— start DATA SECTION —

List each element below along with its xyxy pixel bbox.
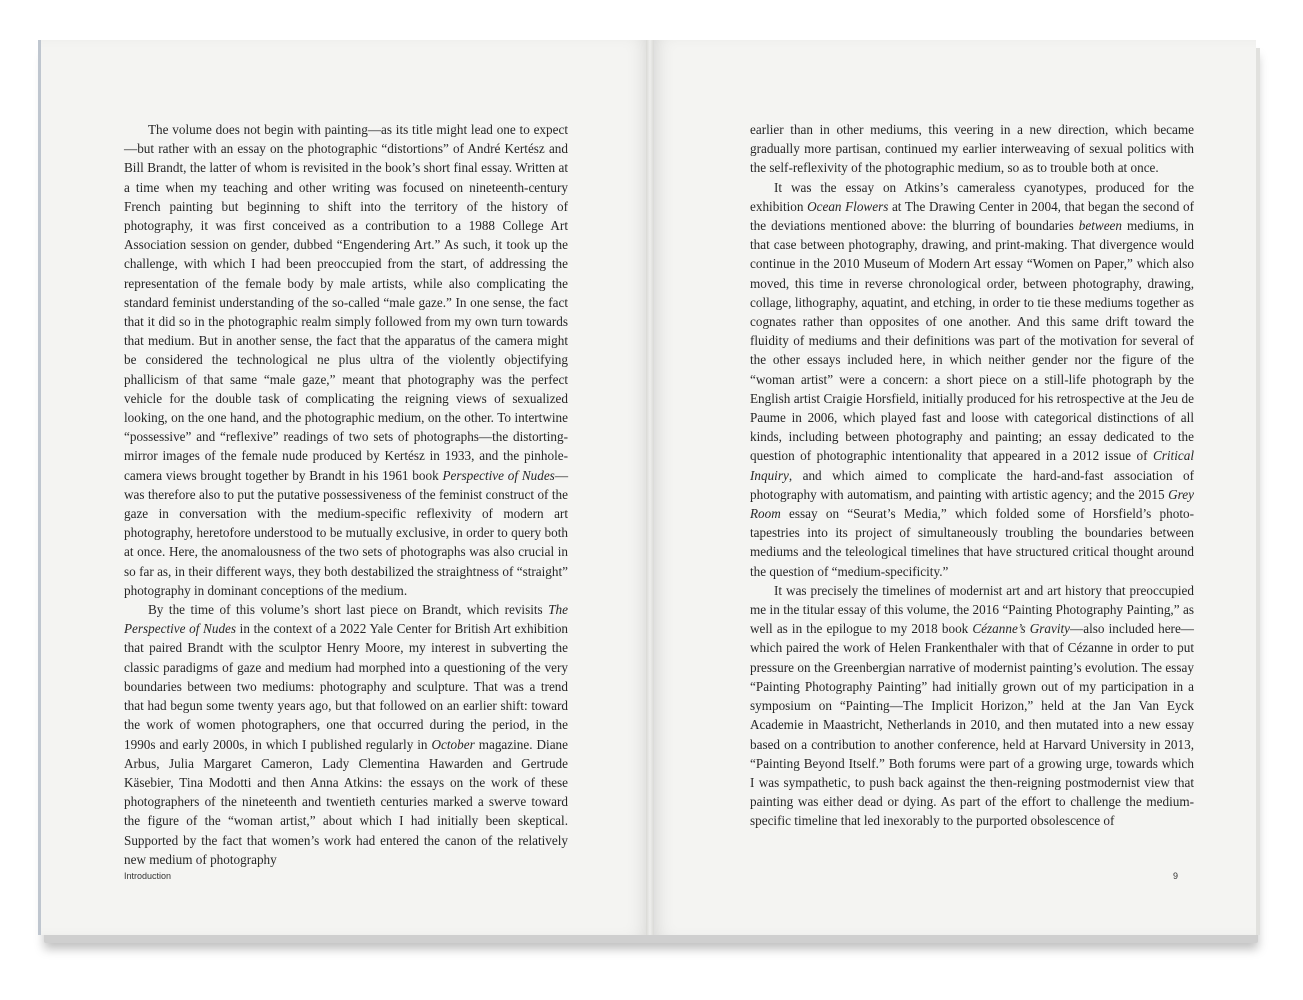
text-run: , and which aimed to complicate the hard-and-fast association of photography with automatism, and painting with artistic agency; and the 2015 xyxy=(750,467,1194,502)
paragraph xyxy=(750,120,1194,178)
text-run: earlier than in other mediums, this veering in a new direction, which became gradually more partisan, continued my earlier interweaving of sexual politics with the self-reflexivity of the photographic medium, so as to trouble both at once. xyxy=(750,122,1194,176)
book-gutter xyxy=(646,40,654,935)
italic-title: Perspective of Nudes xyxy=(442,467,555,483)
left-page xyxy=(38,40,653,935)
paragraph xyxy=(750,178,1194,581)
italic-title: Ocean Flowers xyxy=(807,198,889,214)
text-run: at The Drawing Center in 2004, that began the second of the deviations mentioned above: the blurring of boundaries xyxy=(750,198,1194,234)
italic-title: Critical Inquiry xyxy=(750,448,1194,483)
text-run: —was therefore also to put the putative possessiveness of the feminist construct of the gaze in conversation with the medium-specific reflexivity of modern art photography, heretofore understood to be mutually exclusive, in order to query both at once. Here, the anomalousness of the two sets of photographs was also crucial in so far as, in their different ways, they both destabilized the straightness of “straight” photography in dominant conceptions of the medium. xyxy=(124,467,568,598)
right-page xyxy=(650,40,1256,935)
open-book xyxy=(38,40,1256,935)
text-run: The volume does not begin with painting—as its title might lead one to expect—but rather with an essay on the photographic “distortions” of André Kertész and Bill Brandt, the latter of whom is revisited in the book’s short final essay. Written at a time when my teaching and other writing was focused on nineteenth-century French painting but beginning to shift into the territory of the history of photography, it was first conceived as a contribution to a 1988 College Art Association session on gender, dubbed “Engendering Art.” As such, it took up the challenge, with which I had been preoccupied from the start, of addressing the representation of the female body by male artists, while also complicating the standard feminist understanding of the so-called “male gaze.” In one sense, the fact that it did so in the photographic realm simply followed from my own turn towards that medium. But in another sense, the fact that the apparatus of the camera might be considered the technological ne plus ultra of the violently objectifying phallicism of that same “male gaze,” meant that photography was the perfect vehicle for the double task of complicating the reigning views of sexualized looking, on the one hand, and the photographic medium, on the other. To intertwine “possessive” and “reflexive” readings of two sets of photographs—the distorting-mirror images of the female nude produced by Kertész in 1933, and the pinhole-camera views brought together by Brandt in his 1961 book xyxy=(124,122,568,483)
text-run: It was precisely the timelines of modernist art and art history that preoccupied me in the titular essay of this volume, the 2016 “Painting Photography Painting,” as well as in the epilogue to my 2018 book xyxy=(750,582,1194,637)
italic-title: Cézanne’s Gravity xyxy=(972,621,1071,637)
page-number: 9 xyxy=(1173,871,1179,881)
italic-title: between xyxy=(1078,218,1123,234)
italic-title: October xyxy=(431,736,475,752)
paragraph xyxy=(124,120,568,600)
paragraph xyxy=(750,581,1194,831)
italic-title: The Perspective of Nudes xyxy=(124,602,568,637)
left-page-body xyxy=(124,120,568,869)
text-run: By the time of this volume’s short last piece on Brandt, which revisits xyxy=(148,602,549,618)
text-run: magazine. Diane Arbus, Julia Margaret Cameron, Lady Clementina Hawarden and Gertrude Käsebier, Tina Modotti and then Anna Atkins: the essays on the work of these photographers of the nineteenth and twentieth centuries marked a swerve toward the figure of the “woman artist,” about which I had initially been skeptical. Supported by the fact that women’s work had entered the canon of the relatively new medium of photography xyxy=(124,736,568,867)
text-run: It was the essay on Atkins’s cameraless cyanotypes, produced for the exhibition xyxy=(750,179,1194,214)
text-run: mediums, in that case between photography, drawing, and print-making. That divergence would continue in the 2010 Museum of Modern Art essay “Women on Paper,” which also moved, this time in reverse chronological order, between photography, drawing, collage, lithography, aquatint, and etching, in order to tie these mediums together as cognates rather than opposites of one another. And this same drift toward the fluidity of mediums and their definitions was part of the motivation for several of the other essays included here, in which neither gender nor the figure of the “woman artist” were a concern: a short piece on a still-life photograph by the English artist Craigie Horsfield, initially produced for his retrospective at the Jeu de Paume in 2006, which played fast and loose with categorical distinctions of all kinds, including between photography and painting; an essay dedicated to the question of photographic intentionality that appeared in a 2012 issue of xyxy=(750,218,1194,464)
paragraph xyxy=(124,600,568,869)
text-run: —also included here—which paired the work of Helen Frankenthaler with that of Cézanne in order to put pressure on the Greenbergian narrative of modernist painting’s evolution. The essay “Painting Photography Painting” had initially grown out of my participation in a symposium on “Painting—The Implicit Horizon,” held at the Jan Van Eyck Academie in Maastricht, Netherlands in 2010, and then mutated into a new essay based on a contribution to another conference, held at Harvard University in 2013, “Painting Beyond Itself.” Both forums were part of a growing urge, towards which I was sympathetic, to push back against the then-reigning postmodernist view that painting was either dead or dying. As part of the effort to challenge the medium-specific timeline that led inexorably to the purported obsolescence of xyxy=(750,621,1194,829)
right-page-body xyxy=(750,120,1194,831)
text-run: essay on “Seurat’s Media,” which folded some of Horsfield’s photo-tapestries into its project of simultaneously troubling the boundaries between mediums and the teleological timelines that have structured critical thought around the question of “medium-specificity.” xyxy=(750,506,1194,579)
running-footer: Introduction xyxy=(124,871,172,881)
text-run: in the context of a 2022 Yale Center for British Art exhibition that paired Brandt with the sculptor Henry Moore, my interest in subverting the classic paradigms of gaze and medium had morphed into a questioning of the very boundaries between two mediums: photography and sculpture. That was a trend that had begun some twenty years ago, but that followed on an earlier shift: toward the work of women photographers, one that occurred during the period, in the 1990s and early 2000s, in which I published regularly in xyxy=(124,621,569,752)
italic-title: Grey Room xyxy=(750,486,1194,522)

— end DATA SECTION —

GOAL
Update everything from the line containing "text-run: , and" down to the line containing "open-book xyxy=(38,40,1256,935)", replacing "paragraph" with "text-block" and leaving all else unchanged. Give back only those lines.

RESULT OF THE EXERCISE
text-run: , and which aimed to complicate the hard-and-fast association of photography with automatism, and painting with artistic agency; and the 2015 xyxy=(750,467,1194,502)
text-block xyxy=(750,120,1194,178)
text-run: earlier than in other mediums, this veering in a new direction, which became gradually more partisan, continued my earlier interweaving of sexual politics with the self-reflexivity of the photographic medium, so as to trouble both at once. xyxy=(750,122,1194,176)
book-gutter xyxy=(646,40,654,935)
italic-title: Perspective of Nudes xyxy=(442,467,555,483)
left-page xyxy=(38,40,653,935)
text-block xyxy=(750,178,1194,581)
italic-title: Ocean Flowers xyxy=(807,198,889,214)
text-run: at The Drawing Center in 2004, that began the second of the deviations mentioned above: the blurring of boundaries xyxy=(750,198,1194,234)
italic-title: Critical Inquiry xyxy=(750,448,1194,483)
text-run: —was therefore also to put the putative possessiveness of the feminist construct of the gaze in conversation with the medium-specific reflexivity of modern art photography, heretofore understood to be mutually exclusive, in order to query both at once. Here, the anomalousness of the two sets of photographs was also crucial in so far as, in their different ways, they both destabilized the straightness of “straight” photography in dominant conceptions of the medium. xyxy=(124,467,568,598)
right-page xyxy=(650,40,1256,935)
open-book xyxy=(38,40,1256,935)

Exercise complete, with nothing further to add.